Given task
Only the pictures stay out; every record is to be quoted exactly.

begin Material to process

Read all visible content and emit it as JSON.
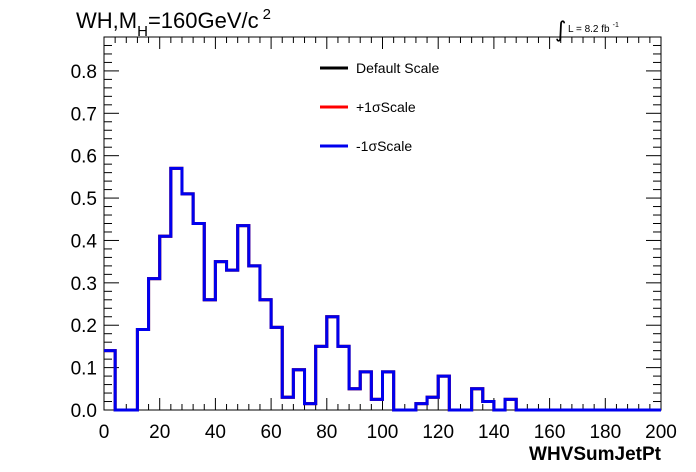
{
  "chart_data": {
    "type": "line",
    "title": {
      "main": "WH,M",
      "subscript": "H",
      "rest": "=160GeV/c",
      "superscript": "2"
    },
    "lumi": {
      "integral_sign": "∫",
      "text": "L = 8.2 fb",
      "superscript": "-1"
    },
    "xlabel": "WHVSumJetPt",
    "ylabel": "",
    "xlim": [
      0,
      200
    ],
    "ylim": [
      0,
      0.88
    ],
    "x_ticks": [
      {
        "value": 0,
        "label": "0"
      },
      {
        "value": 20,
        "label": "20"
      },
      {
        "value": 40,
        "label": "40"
      },
      {
        "value": 60,
        "label": "60"
      },
      {
        "value": 80,
        "label": "80"
      },
      {
        "value": 100,
        "label": "100"
      },
      {
        "value": 120,
        "label": "120"
      },
      {
        "value": 140,
        "label": "140"
      },
      {
        "value": 160,
        "label": "160"
      },
      {
        "value": 180,
        "label": "180"
      },
      {
        "value": 200,
        "label": "200"
      }
    ],
    "y_ticks": [
      {
        "value": 0.0,
        "label": "0.0"
      },
      {
        "value": 0.1,
        "label": "0.1"
      },
      {
        "value": 0.2,
        "label": "0.2"
      },
      {
        "value": 0.3,
        "label": "0.3"
      },
      {
        "value": 0.4,
        "label": "0.4"
      },
      {
        "value": 0.5,
        "label": "0.5"
      },
      {
        "value": 0.6,
        "label": "0.6"
      },
      {
        "value": 0.7,
        "label": "0.7"
      },
      {
        "value": 0.8,
        "label": "0.8"
      }
    ],
    "bin_edges": [
      0,
      4,
      8,
      12,
      16,
      20,
      24,
      28,
      32,
      36,
      40,
      44,
      48,
      52,
      56,
      60,
      64,
      68,
      72,
      76,
      80,
      84,
      88,
      92,
      96,
      100,
      104,
      108,
      112,
      116,
      120,
      124,
      128,
      132,
      136,
      140,
      144,
      148,
      152,
      156,
      160,
      164,
      168,
      172,
      176,
      180,
      184,
      188,
      192,
      196,
      200
    ],
    "series": [
      {
        "name": "Default Scale",
        "color": "#000000",
        "values": [
          0.14,
          0,
          0,
          0.19,
          0.31,
          0.41,
          0.57,
          0.51,
          0.44,
          0.26,
          0.35,
          0.33,
          0.435,
          0.34,
          0.26,
          0.195,
          0.03,
          0.095,
          0.015,
          0.15,
          0.22,
          0.15,
          0.05,
          0.09,
          0.025,
          0.09,
          0,
          0,
          0.015,
          0.03,
          0.08,
          0,
          0,
          0.05,
          0.02,
          0,
          0.025,
          0,
          0,
          0,
          0,
          0,
          0,
          0,
          0,
          0,
          0,
          0,
          0,
          0
        ]
      },
      {
        "name": "+1σScale",
        "color": "#ff0000",
        "values": [
          0.14,
          0,
          0,
          0.19,
          0.31,
          0.41,
          0.57,
          0.51,
          0.44,
          0.26,
          0.35,
          0.33,
          0.435,
          0.34,
          0.26,
          0.195,
          0.03,
          0.095,
          0.015,
          0.15,
          0.22,
          0.15,
          0.05,
          0.09,
          0.025,
          0.09,
          0,
          0,
          0.015,
          0.03,
          0.08,
          0,
          0,
          0.05,
          0.02,
          0,
          0.025,
          0,
          0,
          0,
          0,
          0,
          0,
          0,
          0,
          0,
          0,
          0,
          0,
          0
        ]
      },
      {
        "name": "-1σScale",
        "color": "#0000ee",
        "values": [
          0.14,
          0,
          0,
          0.19,
          0.31,
          0.41,
          0.57,
          0.51,
          0.44,
          0.26,
          0.35,
          0.33,
          0.435,
          0.34,
          0.26,
          0.195,
          0.03,
          0.095,
          0.015,
          0.15,
          0.22,
          0.15,
          0.05,
          0.09,
          0.025,
          0.09,
          0,
          0,
          0.015,
          0.03,
          0.08,
          0,
          0,
          0.05,
          0.02,
          0,
          0.025,
          0,
          0,
          0,
          0,
          0,
          0,
          0,
          0,
          0,
          0,
          0,
          0,
          0
        ]
      }
    ],
    "legend_position": "top-center",
    "grid": false
  }
}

end Material to process

Full solution
Read all visible content and emit it as JSON.
{
  "chart_data": {
    "type": "line",
    "title": {
      "main": "WH,M",
      "subscript": "H",
      "rest": "=160GeV/c",
      "superscript": "2"
    },
    "lumi": {
      "integral_sign": "∫",
      "text": "L = 8.2 fb",
      "superscript": "-1"
    },
    "xlabel": "WHVSumJetPt",
    "ylabel": "",
    "xlim": [
      0,
      200
    ],
    "ylim": [
      0,
      0.88
    ],
    "x_ticks": [
      {
        "value": 0,
        "label": "0"
      },
      {
        "value": 20,
        "label": "20"
      },
      {
        "value": 40,
        "label": "40"
      },
      {
        "value": 60,
        "label": "60"
      },
      {
        "value": 80,
        "label": "80"
      },
      {
        "value": 100,
        "label": "100"
      },
      {
        "value": 120,
        "label": "120"
      },
      {
        "value": 140,
        "label": "140"
      },
      {
        "value": 160,
        "label": "160"
      },
      {
        "value": 180,
        "label": "180"
      },
      {
        "value": 200,
        "label": "200"
      }
    ],
    "y_ticks": [
      {
        "value": 0.0,
        "label": "0.0"
      },
      {
        "value": 0.1,
        "label": "0.1"
      },
      {
        "value": 0.2,
        "label": "0.2"
      },
      {
        "value": 0.3,
        "label": "0.3"
      },
      {
        "value": 0.4,
        "label": "0.4"
      },
      {
        "value": 0.5,
        "label": "0.5"
      },
      {
        "value": 0.6,
        "label": "0.6"
      },
      {
        "value": 0.7,
        "label": "0.7"
      },
      {
        "value": 0.8,
        "label": "0.8"
      }
    ],
    "bin_edges": [
      0,
      4,
      8,
      12,
      16,
      20,
      24,
      28,
      32,
      36,
      40,
      44,
      48,
      52,
      56,
      60,
      64,
      68,
      72,
      76,
      80,
      84,
      88,
      92,
      96,
      100,
      104,
      108,
      112,
      116,
      120,
      124,
      128,
      132,
      136,
      140,
      144,
      148,
      152,
      156,
      160,
      164,
      168,
      172,
      176,
      180,
      184,
      188,
      192,
      196,
      200
    ],
    "series": [
      {
        "name": "Default Scale",
        "color": "#000000",
        "values": [
          0.14,
          0,
          0,
          0.19,
          0.31,
          0.41,
          0.57,
          0.51,
          0.44,
          0.26,
          0.35,
          0.33,
          0.435,
          0.34,
          0.26,
          0.195,
          0.03,
          0.095,
          0.015,
          0.15,
          0.22,
          0.15,
          0.05,
          0.09,
          0.025,
          0.09,
          0,
          0,
          0.015,
          0.03,
          0.08,
          0,
          0,
          0.05,
          0.02,
          0,
          0.025,
          0,
          0,
          0,
          0,
          0,
          0,
          0,
          0,
          0,
          0,
          0,
          0,
          0
        ]
      },
      {
        "name": "+1σScale",
        "color": "#ff0000",
        "values": [
          0.14,
          0,
          0,
          0.19,
          0.31,
          0.41,
          0.57,
          0.51,
          0.44,
          0.26,
          0.35,
          0.33,
          0.435,
          0.34,
          0.26,
          0.195,
          0.03,
          0.095,
          0.015,
          0.15,
          0.22,
          0.15,
          0.05,
          0.09,
          0.025,
          0.09,
          0,
          0,
          0.015,
          0.03,
          0.08,
          0,
          0,
          0.05,
          0.02,
          0,
          0.025,
          0,
          0,
          0,
          0,
          0,
          0,
          0,
          0,
          0,
          0,
          0,
          0,
          0
        ]
      },
      {
        "name": "-1σScale",
        "color": "#0000ee",
        "values": [
          0.14,
          0,
          0,
          0.19,
          0.31,
          0.41,
          0.57,
          0.51,
          0.44,
          0.26,
          0.35,
          0.33,
          0.435,
          0.34,
          0.26,
          0.195,
          0.03,
          0.095,
          0.015,
          0.15,
          0.22,
          0.15,
          0.05,
          0.09,
          0.025,
          0.09,
          0,
          0,
          0.015,
          0.03,
          0.08,
          0,
          0,
          0.05,
          0.02,
          0,
          0.025,
          0,
          0,
          0,
          0,
          0,
          0,
          0,
          0,
          0,
          0,
          0,
          0,
          0
        ]
      }
    ],
    "legend_position": "top-center",
    "grid": false
  }
}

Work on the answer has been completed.